Output each line of the material exactly as it stands.

(Records contained in a dataset)
—————
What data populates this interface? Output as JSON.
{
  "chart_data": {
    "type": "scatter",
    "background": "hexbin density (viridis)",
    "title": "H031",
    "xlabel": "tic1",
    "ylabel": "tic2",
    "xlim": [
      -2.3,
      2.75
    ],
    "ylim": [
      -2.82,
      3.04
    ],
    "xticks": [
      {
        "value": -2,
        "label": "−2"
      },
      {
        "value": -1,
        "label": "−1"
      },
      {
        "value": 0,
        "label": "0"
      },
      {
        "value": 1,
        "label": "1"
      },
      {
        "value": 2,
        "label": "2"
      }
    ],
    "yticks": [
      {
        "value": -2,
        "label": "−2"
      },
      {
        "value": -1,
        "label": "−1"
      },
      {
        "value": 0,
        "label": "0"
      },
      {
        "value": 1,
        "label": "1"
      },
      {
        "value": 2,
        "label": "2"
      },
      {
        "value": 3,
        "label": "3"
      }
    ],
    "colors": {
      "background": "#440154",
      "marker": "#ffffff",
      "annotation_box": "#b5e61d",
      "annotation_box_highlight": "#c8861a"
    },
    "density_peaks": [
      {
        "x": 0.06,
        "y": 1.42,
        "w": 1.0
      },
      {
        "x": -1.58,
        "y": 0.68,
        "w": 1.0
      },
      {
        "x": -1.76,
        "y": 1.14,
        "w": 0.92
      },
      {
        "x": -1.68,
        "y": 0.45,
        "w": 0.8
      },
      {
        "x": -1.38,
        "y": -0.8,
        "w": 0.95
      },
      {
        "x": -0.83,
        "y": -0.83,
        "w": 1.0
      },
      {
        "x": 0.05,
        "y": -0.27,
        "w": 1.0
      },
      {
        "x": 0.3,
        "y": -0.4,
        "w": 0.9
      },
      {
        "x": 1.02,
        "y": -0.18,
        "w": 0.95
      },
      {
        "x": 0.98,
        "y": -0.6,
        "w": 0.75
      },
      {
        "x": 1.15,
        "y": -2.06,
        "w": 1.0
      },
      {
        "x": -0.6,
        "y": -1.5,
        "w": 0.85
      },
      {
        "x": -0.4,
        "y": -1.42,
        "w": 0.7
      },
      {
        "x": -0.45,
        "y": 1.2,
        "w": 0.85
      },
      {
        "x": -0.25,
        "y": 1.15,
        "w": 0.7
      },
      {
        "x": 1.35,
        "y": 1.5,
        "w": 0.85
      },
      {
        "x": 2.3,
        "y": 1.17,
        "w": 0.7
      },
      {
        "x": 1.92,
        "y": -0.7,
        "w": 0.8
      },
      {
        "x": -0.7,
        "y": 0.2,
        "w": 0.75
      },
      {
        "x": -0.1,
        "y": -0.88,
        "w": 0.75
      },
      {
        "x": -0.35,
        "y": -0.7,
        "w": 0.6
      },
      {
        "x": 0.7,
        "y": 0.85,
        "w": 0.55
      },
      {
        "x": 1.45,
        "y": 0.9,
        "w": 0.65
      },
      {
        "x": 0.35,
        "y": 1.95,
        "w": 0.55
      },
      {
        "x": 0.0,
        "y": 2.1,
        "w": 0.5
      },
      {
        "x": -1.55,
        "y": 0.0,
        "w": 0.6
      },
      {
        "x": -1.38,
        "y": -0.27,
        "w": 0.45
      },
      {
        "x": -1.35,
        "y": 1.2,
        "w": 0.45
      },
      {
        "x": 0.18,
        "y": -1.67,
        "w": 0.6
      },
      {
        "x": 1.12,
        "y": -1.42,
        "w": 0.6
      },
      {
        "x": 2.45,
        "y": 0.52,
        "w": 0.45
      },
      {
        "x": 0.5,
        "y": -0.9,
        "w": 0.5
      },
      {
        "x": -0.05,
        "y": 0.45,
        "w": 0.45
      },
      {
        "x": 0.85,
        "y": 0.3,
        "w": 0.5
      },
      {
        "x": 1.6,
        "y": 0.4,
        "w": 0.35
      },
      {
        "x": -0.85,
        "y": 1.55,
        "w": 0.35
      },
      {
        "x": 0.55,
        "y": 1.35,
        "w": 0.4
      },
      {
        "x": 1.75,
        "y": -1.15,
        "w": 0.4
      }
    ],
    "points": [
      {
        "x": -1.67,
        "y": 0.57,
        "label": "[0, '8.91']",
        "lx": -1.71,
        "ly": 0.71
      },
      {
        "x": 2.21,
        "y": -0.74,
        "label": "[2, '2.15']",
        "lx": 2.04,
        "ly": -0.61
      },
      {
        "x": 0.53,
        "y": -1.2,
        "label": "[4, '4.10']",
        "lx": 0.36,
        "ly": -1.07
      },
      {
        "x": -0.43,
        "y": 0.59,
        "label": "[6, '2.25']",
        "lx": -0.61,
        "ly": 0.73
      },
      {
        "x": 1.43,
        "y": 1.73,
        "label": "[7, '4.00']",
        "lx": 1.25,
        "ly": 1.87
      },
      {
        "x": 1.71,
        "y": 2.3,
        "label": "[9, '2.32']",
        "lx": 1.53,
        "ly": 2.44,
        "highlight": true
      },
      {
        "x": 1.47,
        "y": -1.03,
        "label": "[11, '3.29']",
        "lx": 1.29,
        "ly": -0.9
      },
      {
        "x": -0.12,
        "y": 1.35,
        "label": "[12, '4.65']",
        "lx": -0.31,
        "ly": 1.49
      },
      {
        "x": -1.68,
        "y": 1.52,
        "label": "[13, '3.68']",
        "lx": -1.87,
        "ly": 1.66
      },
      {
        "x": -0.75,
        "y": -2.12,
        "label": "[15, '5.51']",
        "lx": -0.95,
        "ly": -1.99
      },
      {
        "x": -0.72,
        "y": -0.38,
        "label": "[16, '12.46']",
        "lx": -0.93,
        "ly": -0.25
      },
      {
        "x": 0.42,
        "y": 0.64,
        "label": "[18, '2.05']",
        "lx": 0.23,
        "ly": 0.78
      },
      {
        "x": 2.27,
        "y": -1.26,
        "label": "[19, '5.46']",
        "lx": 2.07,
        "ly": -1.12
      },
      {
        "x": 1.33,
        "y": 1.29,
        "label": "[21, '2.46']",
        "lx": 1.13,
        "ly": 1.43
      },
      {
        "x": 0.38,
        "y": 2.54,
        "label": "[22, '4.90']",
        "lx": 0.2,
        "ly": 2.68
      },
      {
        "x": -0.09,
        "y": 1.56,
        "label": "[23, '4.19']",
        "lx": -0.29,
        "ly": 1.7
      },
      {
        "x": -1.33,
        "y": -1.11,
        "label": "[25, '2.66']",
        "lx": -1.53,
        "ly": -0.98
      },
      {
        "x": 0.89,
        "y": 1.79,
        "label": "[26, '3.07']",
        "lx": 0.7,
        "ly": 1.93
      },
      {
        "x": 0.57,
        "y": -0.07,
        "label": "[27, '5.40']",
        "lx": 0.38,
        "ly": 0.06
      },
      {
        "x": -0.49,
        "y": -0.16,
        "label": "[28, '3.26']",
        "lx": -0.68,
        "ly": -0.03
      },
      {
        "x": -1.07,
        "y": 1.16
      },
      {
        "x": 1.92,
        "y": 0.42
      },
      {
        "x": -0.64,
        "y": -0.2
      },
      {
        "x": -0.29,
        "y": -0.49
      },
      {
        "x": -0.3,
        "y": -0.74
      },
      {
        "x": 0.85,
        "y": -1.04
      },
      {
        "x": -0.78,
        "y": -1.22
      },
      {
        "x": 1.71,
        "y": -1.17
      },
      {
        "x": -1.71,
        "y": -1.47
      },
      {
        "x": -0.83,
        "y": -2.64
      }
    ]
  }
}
—————
**Task output**
What data populates this interface? Output as JSON.
{
  "chart_data": {
    "type": "scatter",
    "background": "hexbin density (viridis)",
    "title": "H031",
    "xlabel": "tic1",
    "ylabel": "tic2",
    "xlim": [
      -2.3,
      2.75
    ],
    "ylim": [
      -2.82,
      3.04
    ],
    "xticks": [
      {
        "value": -2,
        "label": "−2"
      },
      {
        "value": -1,
        "label": "−1"
      },
      {
        "value": 0,
        "label": "0"
      },
      {
        "value": 1,
        "label": "1"
      },
      {
        "value": 2,
        "label": "2"
      }
    ],
    "yticks": [
      {
        "value": -2,
        "label": "−2"
      },
      {
        "value": -1,
        "label": "−1"
      },
      {
        "value": 0,
        "label": "0"
      },
      {
        "value": 1,
        "label": "1"
      },
      {
        "value": 2,
        "label": "2"
      },
      {
        "value": 3,
        "label": "3"
      }
    ],
    "colors": {
      "background": "#440154",
      "marker": "#ffffff",
      "annotation_box": "#b5e61d",
      "annotation_box_highlight": "#c8861a"
    },
    "density_peaks": [
      {
        "x": 0.06,
        "y": 1.42,
        "w": 1.0
      },
      {
        "x": -1.58,
        "y": 0.68,
        "w": 1.0
      },
      {
        "x": -1.76,
        "y": 1.14,
        "w": 0.92
      },
      {
        "x": -1.68,
        "y": 0.45,
        "w": 0.8
      },
      {
        "x": -1.38,
        "y": -0.8,
        "w": 0.95
      },
      {
        "x": -0.83,
        "y": -0.83,
        "w": 1.0
      },
      {
        "x": 0.05,
        "y": -0.27,
        "w": 1.0
      },
      {
        "x": 0.3,
        "y": -0.4,
        "w": 0.9
      },
      {
        "x": 1.02,
        "y": -0.18,
        "w": 0.95
      },
      {
        "x": 0.98,
        "y": -0.6,
        "w": 0.75
      },
      {
        "x": 1.15,
        "y": -2.06,
        "w": 1.0
      },
      {
        "x": -0.6,
        "y": -1.5,
        "w": 0.85
      },
      {
        "x": -0.4,
        "y": -1.42,
        "w": 0.7
      },
      {
        "x": -0.45,
        "y": 1.2,
        "w": 0.85
      },
      {
        "x": -0.25,
        "y": 1.15,
        "w": 0.7
      },
      {
        "x": 1.35,
        "y": 1.5,
        "w": 0.85
      },
      {
        "x": 2.3,
        "y": 1.17,
        "w": 0.7
      },
      {
        "x": 1.92,
        "y": -0.7,
        "w": 0.8
      },
      {
        "x": -0.7,
        "y": 0.2,
        "w": 0.75
      },
      {
        "x": -0.1,
        "y": -0.88,
        "w": 0.75
      },
      {
        "x": -0.35,
        "y": -0.7,
        "w": 0.6
      },
      {
        "x": 0.7,
        "y": 0.85,
        "w": 0.55
      },
      {
        "x": 1.45,
        "y": 0.9,
        "w": 0.65
      },
      {
        "x": 0.35,
        "y": 1.95,
        "w": 0.55
      },
      {
        "x": 0.0,
        "y": 2.1,
        "w": 0.5
      },
      {
        "x": -1.55,
        "y": 0.0,
        "w": 0.6
      },
      {
        "x": -1.38,
        "y": -0.27,
        "w": 0.45
      },
      {
        "x": -1.35,
        "y": 1.2,
        "w": 0.45
      },
      {
        "x": 0.18,
        "y": -1.67,
        "w": 0.6
      },
      {
        "x": 1.12,
        "y": -1.42,
        "w": 0.6
      },
      {
        "x": 2.45,
        "y": 0.52,
        "w": 0.45
      },
      {
        "x": 0.5,
        "y": -0.9,
        "w": 0.5
      },
      {
        "x": -0.05,
        "y": 0.45,
        "w": 0.45
      },
      {
        "x": 0.85,
        "y": 0.3,
        "w": 0.5
      },
      {
        "x": 1.6,
        "y": 0.4,
        "w": 0.35
      },
      {
        "x": -0.85,
        "y": 1.55,
        "w": 0.35
      },
      {
        "x": 0.55,
        "y": 1.35,
        "w": 0.4
      },
      {
        "x": 1.75,
        "y": -1.15,
        "w": 0.4
      }
    ],
    "points": [
      {
        "x": -1.67,
        "y": 0.57,
        "label": "[0, '8.91']",
        "lx": -1.71,
        "ly": 0.71
      },
      {
        "x": 2.21,
        "y": -0.74,
        "label": "[2, '2.15']",
        "lx": 2.04,
        "ly": -0.61
      },
      {
        "x": 0.53,
        "y": -1.2,
        "label": "[4, '4.10']",
        "lx": 0.36,
        "ly": -1.07
      },
      {
        "x": -0.43,
        "y": 0.59,
        "label": "[6, '2.25']",
        "lx": -0.61,
        "ly": 0.73
      },
      {
        "x": 1.43,
        "y": 1.73,
        "label": "[7, '4.00']",
        "lx": 1.25,
        "ly": 1.87
      },
      {
        "x": 1.71,
        "y": 2.3,
        "label": "[9, '2.32']",
        "lx": 1.53,
        "ly": 2.44,
        "highlight": true
      },
      {
        "x": 1.47,
        "y": -1.03,
        "label": "[11, '3.29']",
        "lx": 1.29,
        "ly": -0.9
      },
      {
        "x": -0.12,
        "y": 1.35,
        "label": "[12, '4.65']",
        "lx": -0.31,
        "ly": 1.49
      },
      {
        "x": -1.68,
        "y": 1.52,
        "label": "[13, '3.68']",
        "lx": -1.87,
        "ly": 1.66
      },
      {
        "x": -0.75,
        "y": -2.12,
        "label": "[15, '5.51']",
        "lx": -0.95,
        "ly": -1.99
      },
      {
        "x": -0.72,
        "y": -0.38,
        "label": "[16, '12.46']",
        "lx": -0.93,
        "ly": -0.25
      },
      {
        "x": 0.42,
        "y": 0.64,
        "label": "[18, '2.05']",
        "lx": 0.23,
        "ly": 0.78
      },
      {
        "x": 2.27,
        "y": -1.26,
        "label": "[19, '5.46']",
        "lx": 2.07,
        "ly": -1.12
      },
      {
        "x": 1.33,
        "y": 1.29,
        "label": "[21, '2.46']",
        "lx": 1.13,
        "ly": 1.43
      },
      {
        "x": 0.38,
        "y": 2.54,
        "label": "[22, '4.90']",
        "lx": 0.2,
        "ly": 2.68
      },
      {
        "x": -0.09,
        "y": 1.56,
        "label": "[23, '4.19']",
        "lx": -0.29,
        "ly": 1.7
      },
      {
        "x": -1.33,
        "y": -1.11,
        "label": "[25, '2.66']",
        "lx": -1.53,
        "ly": -0.98
      },
      {
        "x": 0.89,
        "y": 1.79,
        "label": "[26, '3.07']",
        "lx": 0.7,
        "ly": 1.93
      },
      {
        "x": 0.57,
        "y": -0.07,
        "label": "[27, '5.40']",
        "lx": 0.38,
        "ly": 0.06
      },
      {
        "x": -0.49,
        "y": -0.16,
        "label": "[28, '3.26']",
        "lx": -0.68,
        "ly": -0.03
      },
      {
        "x": -1.07,
        "y": 1.16
      },
      {
        "x": 1.92,
        "y": 0.42
      },
      {
        "x": -0.64,
        "y": -0.2
      },
      {
        "x": -0.29,
        "y": -0.49
      },
      {
        "x": -0.3,
        "y": -0.74
      },
      {
        "x": 0.85,
        "y": -1.04
      },
      {
        "x": -0.78,
        "y": -1.22
      },
      {
        "x": 1.71,
        "y": -1.17
      },
      {
        "x": -1.71,
        "y": -1.47
      },
      {
        "x": -0.83,
        "y": -2.64
      }
    ]
  }
}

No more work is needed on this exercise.